** begin Supplied material **

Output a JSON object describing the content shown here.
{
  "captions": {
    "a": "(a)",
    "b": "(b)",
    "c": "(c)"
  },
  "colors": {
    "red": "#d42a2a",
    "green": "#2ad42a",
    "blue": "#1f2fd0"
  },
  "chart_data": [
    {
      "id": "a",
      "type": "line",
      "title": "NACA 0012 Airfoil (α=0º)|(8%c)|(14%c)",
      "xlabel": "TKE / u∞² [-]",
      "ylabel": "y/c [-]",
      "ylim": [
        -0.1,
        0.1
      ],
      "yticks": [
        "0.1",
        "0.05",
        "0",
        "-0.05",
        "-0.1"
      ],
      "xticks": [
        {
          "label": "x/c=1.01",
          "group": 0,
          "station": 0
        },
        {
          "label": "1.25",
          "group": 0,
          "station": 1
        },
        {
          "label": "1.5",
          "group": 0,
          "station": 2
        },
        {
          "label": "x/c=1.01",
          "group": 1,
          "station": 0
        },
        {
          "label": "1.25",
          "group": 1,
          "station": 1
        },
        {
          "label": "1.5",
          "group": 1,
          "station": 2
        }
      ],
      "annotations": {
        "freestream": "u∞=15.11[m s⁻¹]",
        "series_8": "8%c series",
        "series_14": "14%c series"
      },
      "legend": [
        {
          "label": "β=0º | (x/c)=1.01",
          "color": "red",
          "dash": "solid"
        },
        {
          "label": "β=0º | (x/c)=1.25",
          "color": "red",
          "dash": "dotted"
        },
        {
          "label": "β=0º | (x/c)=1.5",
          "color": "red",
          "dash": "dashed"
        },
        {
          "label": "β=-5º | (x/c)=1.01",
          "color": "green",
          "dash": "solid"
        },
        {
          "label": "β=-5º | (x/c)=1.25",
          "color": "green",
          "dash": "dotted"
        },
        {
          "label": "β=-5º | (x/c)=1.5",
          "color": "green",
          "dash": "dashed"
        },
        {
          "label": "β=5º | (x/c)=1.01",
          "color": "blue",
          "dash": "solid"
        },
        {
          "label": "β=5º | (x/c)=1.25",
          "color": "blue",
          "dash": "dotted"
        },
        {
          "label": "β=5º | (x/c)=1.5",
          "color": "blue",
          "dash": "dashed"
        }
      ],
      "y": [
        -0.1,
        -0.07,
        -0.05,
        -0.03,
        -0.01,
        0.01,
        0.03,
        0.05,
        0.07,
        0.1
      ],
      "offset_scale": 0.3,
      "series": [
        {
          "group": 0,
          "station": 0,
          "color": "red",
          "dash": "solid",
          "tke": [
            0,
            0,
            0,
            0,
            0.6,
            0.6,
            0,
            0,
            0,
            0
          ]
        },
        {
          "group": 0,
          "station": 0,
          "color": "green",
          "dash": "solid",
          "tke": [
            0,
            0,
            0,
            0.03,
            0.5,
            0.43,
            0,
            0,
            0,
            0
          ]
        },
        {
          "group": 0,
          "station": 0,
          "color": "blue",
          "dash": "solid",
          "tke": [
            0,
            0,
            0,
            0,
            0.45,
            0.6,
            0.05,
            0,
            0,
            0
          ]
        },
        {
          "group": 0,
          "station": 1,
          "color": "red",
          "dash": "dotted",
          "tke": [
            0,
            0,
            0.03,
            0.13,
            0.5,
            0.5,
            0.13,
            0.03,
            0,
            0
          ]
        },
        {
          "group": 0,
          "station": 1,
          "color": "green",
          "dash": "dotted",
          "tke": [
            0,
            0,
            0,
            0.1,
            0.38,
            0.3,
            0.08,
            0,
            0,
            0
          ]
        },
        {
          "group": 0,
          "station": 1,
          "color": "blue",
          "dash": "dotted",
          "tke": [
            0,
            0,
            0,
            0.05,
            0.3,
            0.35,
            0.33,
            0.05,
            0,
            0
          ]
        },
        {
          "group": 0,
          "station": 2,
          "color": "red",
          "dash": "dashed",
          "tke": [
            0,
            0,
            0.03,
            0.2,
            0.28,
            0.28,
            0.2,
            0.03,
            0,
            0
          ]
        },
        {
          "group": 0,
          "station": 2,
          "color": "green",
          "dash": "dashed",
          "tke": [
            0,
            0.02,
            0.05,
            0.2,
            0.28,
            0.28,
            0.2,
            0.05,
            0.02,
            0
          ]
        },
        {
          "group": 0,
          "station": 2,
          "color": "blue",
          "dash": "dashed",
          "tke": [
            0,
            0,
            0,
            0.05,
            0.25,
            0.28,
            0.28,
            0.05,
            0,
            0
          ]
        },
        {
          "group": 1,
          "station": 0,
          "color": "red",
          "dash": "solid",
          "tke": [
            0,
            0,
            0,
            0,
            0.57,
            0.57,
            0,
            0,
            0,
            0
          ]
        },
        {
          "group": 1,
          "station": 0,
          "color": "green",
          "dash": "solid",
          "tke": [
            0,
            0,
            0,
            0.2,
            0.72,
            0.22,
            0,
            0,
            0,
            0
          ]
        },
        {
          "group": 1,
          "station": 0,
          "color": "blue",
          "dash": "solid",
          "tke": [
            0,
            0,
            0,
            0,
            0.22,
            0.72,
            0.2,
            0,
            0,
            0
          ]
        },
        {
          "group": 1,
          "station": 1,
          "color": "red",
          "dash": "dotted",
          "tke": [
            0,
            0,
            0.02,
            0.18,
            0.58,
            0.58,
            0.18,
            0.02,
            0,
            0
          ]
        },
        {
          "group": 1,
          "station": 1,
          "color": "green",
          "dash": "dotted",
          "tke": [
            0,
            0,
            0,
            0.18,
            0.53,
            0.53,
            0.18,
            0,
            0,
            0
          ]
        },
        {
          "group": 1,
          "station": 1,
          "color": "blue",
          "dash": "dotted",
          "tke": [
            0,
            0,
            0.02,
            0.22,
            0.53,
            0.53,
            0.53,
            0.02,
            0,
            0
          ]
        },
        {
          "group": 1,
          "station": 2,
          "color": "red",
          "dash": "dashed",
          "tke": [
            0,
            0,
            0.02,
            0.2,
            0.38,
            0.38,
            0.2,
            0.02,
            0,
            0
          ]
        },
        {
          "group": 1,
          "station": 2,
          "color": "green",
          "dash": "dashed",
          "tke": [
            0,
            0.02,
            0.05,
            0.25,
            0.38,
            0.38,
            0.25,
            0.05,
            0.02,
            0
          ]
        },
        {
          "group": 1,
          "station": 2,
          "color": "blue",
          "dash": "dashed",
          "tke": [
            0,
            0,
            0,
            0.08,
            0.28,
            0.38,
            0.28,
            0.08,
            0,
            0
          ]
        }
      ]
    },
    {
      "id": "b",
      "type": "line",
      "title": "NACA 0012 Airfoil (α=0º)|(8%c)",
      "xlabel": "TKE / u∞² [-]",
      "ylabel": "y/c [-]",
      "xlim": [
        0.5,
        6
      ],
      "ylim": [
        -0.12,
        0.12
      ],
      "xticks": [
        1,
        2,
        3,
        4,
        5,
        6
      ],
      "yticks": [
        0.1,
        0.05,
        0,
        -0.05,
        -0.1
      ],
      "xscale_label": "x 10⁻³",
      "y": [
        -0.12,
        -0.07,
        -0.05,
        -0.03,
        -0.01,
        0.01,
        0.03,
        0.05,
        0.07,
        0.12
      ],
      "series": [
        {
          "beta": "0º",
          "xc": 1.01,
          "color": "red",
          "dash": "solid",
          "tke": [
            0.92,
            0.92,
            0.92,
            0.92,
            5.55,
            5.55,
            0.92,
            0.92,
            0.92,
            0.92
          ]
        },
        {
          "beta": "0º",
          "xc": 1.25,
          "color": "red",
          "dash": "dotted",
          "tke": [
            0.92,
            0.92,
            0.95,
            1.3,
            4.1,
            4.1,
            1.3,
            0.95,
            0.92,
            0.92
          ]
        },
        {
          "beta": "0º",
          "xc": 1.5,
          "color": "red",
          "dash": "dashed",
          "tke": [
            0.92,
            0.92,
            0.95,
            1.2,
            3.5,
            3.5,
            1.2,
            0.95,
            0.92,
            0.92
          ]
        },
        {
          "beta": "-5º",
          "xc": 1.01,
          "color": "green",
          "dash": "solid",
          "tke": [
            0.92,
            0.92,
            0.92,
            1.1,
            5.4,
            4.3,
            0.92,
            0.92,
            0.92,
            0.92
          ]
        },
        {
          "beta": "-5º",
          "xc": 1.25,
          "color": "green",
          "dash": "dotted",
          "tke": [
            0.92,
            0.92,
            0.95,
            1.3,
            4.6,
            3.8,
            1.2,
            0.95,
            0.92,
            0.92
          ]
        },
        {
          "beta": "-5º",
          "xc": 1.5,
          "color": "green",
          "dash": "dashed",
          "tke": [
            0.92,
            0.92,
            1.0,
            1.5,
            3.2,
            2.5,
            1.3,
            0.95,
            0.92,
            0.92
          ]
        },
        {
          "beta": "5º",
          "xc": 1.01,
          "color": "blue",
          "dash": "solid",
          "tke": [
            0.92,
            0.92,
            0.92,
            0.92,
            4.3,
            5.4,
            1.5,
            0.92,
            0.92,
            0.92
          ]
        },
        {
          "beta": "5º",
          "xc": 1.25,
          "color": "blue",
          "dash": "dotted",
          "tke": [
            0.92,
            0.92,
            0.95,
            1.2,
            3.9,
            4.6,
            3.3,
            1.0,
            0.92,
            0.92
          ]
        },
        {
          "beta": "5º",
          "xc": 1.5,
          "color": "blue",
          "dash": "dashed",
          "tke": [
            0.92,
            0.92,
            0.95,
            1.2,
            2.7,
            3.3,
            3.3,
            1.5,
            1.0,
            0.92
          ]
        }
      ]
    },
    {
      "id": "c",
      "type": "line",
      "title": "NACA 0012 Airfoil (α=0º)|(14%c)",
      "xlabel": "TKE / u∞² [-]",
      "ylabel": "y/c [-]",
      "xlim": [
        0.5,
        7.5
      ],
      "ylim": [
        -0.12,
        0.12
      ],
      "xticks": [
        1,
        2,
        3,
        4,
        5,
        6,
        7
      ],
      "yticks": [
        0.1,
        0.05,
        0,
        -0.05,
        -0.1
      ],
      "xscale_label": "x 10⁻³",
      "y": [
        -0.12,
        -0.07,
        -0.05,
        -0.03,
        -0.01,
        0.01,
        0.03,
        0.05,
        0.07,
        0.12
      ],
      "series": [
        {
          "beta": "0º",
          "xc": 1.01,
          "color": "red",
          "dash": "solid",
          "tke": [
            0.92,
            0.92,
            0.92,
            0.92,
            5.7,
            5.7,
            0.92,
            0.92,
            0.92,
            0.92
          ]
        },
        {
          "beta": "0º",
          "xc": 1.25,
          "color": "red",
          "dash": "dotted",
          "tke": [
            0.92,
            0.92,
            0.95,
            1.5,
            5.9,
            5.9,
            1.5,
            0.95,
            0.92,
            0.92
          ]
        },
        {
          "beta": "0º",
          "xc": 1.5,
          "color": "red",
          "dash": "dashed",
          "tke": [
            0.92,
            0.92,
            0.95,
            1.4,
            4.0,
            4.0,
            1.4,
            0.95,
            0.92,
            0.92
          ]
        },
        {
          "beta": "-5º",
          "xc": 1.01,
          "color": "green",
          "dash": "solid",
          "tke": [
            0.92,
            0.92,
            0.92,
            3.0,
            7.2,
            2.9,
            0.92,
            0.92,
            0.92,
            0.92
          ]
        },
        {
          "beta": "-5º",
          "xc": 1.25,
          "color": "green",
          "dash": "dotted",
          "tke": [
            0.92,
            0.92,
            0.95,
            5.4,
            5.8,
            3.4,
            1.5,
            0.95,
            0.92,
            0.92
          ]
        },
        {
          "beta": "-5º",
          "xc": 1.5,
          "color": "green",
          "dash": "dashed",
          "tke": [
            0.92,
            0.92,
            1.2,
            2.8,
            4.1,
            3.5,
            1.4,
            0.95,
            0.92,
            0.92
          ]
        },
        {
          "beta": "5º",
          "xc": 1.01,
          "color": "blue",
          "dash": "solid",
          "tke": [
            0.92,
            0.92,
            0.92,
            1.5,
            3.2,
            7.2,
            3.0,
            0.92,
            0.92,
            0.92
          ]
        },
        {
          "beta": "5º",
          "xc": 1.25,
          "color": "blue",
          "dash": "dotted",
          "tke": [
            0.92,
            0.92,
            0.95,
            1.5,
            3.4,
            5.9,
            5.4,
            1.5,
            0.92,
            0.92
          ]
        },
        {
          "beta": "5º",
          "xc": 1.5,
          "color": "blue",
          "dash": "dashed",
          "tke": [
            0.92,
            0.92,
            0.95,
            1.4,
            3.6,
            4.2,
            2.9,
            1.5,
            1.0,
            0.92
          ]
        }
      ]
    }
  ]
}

** end Supplied material **

*Request*
Report how many lines of the listing hold the string "title", giving only the number.

*Response to this exercise*
3